Report, word for word, every line of the material that contains "xlabel".

▶ Given data
^^^^^^^^
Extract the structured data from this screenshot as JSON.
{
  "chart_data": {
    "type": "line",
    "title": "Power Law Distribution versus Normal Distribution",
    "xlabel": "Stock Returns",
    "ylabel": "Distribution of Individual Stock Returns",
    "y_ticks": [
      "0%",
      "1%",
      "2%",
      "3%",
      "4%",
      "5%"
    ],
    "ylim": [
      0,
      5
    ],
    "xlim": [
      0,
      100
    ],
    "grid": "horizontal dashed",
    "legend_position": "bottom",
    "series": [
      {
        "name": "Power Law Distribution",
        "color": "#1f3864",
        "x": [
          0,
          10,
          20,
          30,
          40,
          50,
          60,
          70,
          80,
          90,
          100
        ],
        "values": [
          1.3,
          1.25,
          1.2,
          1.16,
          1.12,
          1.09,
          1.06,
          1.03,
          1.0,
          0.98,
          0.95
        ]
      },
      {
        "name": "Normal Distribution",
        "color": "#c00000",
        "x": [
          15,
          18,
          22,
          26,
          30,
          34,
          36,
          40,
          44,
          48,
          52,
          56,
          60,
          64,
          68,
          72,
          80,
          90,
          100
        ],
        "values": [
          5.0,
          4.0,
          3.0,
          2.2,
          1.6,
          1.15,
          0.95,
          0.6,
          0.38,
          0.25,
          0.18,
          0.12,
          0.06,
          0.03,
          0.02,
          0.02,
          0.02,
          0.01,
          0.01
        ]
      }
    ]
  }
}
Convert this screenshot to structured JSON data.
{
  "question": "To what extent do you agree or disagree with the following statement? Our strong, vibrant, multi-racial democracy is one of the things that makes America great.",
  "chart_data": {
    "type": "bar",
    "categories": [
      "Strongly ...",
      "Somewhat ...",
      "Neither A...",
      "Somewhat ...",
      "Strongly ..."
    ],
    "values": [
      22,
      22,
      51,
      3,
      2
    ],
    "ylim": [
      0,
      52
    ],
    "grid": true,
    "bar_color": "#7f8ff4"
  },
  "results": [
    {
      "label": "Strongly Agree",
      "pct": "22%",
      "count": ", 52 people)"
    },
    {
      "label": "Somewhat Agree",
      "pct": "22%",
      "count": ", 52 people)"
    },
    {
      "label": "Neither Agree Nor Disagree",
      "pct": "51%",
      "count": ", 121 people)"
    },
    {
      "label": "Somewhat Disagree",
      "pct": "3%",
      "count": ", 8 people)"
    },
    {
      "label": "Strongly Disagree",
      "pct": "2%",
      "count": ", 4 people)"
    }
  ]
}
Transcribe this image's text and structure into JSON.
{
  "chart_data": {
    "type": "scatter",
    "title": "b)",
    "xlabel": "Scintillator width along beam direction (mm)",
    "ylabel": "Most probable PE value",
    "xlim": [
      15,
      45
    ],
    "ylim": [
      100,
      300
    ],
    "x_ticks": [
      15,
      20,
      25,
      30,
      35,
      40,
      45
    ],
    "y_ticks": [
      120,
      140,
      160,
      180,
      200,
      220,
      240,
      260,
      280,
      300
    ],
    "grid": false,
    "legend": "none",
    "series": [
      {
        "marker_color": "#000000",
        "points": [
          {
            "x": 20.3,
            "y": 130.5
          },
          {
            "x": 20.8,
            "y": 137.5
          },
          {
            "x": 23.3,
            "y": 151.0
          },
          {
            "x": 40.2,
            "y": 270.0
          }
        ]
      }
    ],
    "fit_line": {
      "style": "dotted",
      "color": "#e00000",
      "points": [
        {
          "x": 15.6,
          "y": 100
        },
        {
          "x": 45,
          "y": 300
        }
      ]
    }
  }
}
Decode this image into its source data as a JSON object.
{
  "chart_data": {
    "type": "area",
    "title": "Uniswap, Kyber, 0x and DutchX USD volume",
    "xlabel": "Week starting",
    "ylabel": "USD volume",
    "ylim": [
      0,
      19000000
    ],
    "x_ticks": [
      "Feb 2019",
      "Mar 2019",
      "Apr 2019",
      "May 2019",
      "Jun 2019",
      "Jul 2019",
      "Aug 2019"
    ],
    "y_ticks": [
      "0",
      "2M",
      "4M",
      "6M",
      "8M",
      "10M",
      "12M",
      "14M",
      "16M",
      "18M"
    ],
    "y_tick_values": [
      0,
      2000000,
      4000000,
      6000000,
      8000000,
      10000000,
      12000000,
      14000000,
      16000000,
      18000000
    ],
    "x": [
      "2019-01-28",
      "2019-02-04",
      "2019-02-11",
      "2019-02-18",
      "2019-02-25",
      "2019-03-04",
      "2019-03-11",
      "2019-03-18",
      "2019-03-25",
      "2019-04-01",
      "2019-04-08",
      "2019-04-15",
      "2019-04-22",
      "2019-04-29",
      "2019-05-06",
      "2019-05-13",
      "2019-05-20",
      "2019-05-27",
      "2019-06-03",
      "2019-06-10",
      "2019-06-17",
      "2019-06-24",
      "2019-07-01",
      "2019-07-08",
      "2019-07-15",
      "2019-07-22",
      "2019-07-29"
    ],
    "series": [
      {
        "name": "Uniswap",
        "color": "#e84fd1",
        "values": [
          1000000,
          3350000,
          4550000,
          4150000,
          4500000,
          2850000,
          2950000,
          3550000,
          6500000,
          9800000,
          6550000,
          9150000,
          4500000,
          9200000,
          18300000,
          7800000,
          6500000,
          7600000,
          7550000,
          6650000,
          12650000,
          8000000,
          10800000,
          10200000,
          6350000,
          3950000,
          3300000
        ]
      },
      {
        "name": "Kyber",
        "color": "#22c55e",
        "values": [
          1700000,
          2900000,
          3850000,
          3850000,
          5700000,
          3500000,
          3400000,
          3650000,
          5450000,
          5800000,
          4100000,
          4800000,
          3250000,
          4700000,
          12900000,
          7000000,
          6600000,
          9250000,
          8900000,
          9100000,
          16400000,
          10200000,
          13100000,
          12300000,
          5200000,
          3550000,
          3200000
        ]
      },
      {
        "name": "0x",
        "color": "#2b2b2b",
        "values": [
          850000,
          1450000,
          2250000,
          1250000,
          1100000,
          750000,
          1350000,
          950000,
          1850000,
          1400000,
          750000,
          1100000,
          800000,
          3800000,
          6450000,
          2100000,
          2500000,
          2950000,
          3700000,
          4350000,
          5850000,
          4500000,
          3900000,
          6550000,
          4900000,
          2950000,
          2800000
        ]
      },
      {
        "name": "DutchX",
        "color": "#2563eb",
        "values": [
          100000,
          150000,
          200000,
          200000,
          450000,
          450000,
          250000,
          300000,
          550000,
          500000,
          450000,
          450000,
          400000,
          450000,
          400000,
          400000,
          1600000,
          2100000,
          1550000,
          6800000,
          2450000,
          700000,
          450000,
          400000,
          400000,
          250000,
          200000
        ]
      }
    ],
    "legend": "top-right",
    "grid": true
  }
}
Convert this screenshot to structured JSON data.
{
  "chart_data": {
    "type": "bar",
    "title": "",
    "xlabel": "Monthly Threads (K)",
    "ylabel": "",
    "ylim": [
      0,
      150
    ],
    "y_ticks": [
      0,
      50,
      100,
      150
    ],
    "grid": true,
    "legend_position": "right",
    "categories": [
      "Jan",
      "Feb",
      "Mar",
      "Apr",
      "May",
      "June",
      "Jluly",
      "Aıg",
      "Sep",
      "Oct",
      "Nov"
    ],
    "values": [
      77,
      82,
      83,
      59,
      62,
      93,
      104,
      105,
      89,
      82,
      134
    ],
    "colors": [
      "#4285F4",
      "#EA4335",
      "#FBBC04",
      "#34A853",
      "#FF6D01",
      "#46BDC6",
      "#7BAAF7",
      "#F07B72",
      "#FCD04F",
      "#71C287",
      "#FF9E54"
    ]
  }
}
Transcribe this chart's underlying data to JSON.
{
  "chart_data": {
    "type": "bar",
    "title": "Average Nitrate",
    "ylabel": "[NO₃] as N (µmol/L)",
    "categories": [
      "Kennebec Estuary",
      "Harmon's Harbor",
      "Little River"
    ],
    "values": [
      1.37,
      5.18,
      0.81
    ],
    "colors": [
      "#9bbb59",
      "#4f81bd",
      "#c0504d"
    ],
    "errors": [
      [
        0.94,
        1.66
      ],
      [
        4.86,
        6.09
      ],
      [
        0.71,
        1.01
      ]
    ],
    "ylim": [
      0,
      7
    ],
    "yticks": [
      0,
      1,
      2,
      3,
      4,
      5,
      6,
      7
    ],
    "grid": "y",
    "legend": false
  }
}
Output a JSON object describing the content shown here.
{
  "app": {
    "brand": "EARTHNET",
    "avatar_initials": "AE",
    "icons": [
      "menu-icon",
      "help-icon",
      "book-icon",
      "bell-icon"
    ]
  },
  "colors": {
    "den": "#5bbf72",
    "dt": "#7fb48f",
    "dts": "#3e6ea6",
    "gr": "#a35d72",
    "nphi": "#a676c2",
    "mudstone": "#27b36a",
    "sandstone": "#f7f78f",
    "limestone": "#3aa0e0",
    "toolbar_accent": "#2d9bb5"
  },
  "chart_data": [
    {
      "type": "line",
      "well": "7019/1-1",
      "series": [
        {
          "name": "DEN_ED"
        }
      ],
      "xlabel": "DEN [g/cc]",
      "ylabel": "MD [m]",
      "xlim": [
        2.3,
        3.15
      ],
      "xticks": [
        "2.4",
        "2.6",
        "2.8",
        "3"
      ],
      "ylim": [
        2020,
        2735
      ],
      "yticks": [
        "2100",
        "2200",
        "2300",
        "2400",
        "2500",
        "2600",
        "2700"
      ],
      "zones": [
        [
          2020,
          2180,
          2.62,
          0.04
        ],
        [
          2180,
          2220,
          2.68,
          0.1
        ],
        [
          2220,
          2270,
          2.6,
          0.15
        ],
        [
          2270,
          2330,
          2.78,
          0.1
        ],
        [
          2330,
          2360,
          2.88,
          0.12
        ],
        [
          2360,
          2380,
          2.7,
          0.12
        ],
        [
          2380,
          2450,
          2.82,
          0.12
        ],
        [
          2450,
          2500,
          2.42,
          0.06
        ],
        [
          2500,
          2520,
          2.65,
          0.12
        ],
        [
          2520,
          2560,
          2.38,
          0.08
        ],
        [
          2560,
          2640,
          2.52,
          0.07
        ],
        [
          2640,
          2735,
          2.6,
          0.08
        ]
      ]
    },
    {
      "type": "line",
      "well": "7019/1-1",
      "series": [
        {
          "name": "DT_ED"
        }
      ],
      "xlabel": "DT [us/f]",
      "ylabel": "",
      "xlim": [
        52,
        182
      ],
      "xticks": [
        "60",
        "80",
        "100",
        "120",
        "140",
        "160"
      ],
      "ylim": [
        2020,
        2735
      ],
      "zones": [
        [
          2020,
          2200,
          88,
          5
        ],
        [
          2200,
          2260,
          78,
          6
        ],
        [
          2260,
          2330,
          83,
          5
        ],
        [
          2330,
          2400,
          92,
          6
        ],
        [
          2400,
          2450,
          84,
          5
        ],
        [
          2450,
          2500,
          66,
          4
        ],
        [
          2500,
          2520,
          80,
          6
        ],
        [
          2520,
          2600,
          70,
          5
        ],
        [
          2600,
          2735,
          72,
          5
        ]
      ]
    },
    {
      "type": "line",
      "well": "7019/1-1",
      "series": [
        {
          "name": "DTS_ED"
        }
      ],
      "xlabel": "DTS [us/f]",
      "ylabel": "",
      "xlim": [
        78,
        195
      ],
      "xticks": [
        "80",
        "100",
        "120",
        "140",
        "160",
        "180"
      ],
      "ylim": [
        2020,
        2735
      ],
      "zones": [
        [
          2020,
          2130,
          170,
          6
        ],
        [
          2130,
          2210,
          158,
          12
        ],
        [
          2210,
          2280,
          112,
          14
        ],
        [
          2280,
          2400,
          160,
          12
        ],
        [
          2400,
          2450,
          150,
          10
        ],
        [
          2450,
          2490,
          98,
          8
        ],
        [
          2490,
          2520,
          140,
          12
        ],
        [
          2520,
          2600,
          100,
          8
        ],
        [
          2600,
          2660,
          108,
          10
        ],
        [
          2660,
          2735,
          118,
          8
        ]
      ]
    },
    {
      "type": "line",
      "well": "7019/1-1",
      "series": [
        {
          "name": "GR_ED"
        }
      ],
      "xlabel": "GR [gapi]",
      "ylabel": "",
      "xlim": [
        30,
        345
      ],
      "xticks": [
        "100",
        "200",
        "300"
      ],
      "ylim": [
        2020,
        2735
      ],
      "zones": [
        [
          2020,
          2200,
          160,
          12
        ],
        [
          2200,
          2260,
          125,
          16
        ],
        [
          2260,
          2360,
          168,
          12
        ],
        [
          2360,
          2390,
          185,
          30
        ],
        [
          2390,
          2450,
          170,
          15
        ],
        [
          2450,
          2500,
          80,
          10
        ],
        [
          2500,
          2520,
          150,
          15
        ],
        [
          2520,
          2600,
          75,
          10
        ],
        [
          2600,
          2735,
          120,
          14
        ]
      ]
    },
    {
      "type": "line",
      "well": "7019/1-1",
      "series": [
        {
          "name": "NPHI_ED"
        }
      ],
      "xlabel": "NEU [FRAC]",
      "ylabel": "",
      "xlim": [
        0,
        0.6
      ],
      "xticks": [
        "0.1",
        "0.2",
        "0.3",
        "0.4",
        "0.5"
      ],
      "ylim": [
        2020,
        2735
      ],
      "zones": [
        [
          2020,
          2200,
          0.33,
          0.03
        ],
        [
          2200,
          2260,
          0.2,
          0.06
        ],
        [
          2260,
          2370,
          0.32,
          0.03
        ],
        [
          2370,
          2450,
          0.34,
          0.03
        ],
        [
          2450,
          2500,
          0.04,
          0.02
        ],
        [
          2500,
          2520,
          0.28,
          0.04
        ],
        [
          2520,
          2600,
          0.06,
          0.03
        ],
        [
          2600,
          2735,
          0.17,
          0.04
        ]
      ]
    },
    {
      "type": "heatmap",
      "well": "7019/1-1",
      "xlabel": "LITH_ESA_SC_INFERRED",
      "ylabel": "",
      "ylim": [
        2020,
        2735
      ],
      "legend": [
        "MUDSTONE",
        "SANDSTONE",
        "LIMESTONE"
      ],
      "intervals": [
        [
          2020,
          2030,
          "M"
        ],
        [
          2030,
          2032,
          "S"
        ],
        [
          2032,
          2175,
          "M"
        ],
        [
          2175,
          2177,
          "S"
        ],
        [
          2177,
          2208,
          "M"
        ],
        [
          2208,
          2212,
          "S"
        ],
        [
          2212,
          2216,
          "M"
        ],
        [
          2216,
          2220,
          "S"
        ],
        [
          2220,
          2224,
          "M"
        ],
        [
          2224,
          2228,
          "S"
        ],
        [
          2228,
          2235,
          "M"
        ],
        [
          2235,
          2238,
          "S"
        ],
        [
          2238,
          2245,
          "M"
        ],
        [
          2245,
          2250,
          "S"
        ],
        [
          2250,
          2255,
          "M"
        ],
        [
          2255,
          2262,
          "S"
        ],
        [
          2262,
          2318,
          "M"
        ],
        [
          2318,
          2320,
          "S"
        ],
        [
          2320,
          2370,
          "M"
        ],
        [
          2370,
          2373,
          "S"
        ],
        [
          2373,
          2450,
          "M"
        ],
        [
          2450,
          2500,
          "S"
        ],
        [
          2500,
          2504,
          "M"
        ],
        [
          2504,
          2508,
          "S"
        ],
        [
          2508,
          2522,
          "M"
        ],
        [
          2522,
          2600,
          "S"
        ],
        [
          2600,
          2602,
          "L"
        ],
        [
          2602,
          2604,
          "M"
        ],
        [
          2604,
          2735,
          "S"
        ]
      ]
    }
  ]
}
^^^^^^^^
▶ Response to the exercise
    "xlabel": "Stock Returns",
    "xlabel": "Scintillator width along beam direction (mm)",
    "xlabel": "Week starting",
    "xlabel": "Monthly Threads (K)",
      "xlabel": "DEN [g/cc]",
      "xlabel": "DT [us/f]",
      "xlabel": "DTS [us/f]",
      "xlabel": "GR [gapi]",
      "xlabel": "NEU [FRAC]",
      "xlabel": "LITH_ESA_SC_INFERRED",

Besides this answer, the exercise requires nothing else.